(Written instruction):
Show each line of the data below that has the string "date" in it.
====== Record list
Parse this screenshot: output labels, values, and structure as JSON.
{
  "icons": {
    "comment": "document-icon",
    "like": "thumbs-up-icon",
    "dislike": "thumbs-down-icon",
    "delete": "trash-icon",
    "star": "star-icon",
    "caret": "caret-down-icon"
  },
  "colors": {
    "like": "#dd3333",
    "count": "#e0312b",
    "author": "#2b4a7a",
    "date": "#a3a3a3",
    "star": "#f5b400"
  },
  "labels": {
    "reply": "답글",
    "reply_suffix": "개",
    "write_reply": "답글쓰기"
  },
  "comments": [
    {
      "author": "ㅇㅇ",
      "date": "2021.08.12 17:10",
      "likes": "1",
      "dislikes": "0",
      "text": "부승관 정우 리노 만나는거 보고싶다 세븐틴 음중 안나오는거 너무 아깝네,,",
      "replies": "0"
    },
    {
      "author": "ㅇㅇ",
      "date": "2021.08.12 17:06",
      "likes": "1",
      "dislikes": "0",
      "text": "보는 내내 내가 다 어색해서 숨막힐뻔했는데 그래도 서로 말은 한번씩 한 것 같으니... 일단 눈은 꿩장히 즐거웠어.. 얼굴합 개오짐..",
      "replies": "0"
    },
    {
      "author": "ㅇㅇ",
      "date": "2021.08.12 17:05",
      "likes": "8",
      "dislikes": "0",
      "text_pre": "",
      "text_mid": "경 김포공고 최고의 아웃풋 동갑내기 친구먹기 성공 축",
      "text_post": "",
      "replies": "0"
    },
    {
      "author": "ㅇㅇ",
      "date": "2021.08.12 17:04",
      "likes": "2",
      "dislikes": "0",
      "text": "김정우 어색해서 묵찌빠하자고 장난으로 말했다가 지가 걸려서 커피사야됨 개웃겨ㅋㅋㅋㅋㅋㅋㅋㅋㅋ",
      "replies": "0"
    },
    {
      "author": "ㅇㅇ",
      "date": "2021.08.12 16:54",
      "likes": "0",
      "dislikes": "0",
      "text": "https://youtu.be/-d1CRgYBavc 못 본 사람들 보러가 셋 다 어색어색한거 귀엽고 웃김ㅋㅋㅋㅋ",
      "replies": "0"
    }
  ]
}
============
(Right answer):
    "date": "#a3a3a3",
      "date": "2021.08.12 17:10",
      "date": "2021.08.12 17:06",
      "date": "2021.08.12 17:05",
      "date": "2021.08.12 17:04",
      "date": "2021.08.12 16:54",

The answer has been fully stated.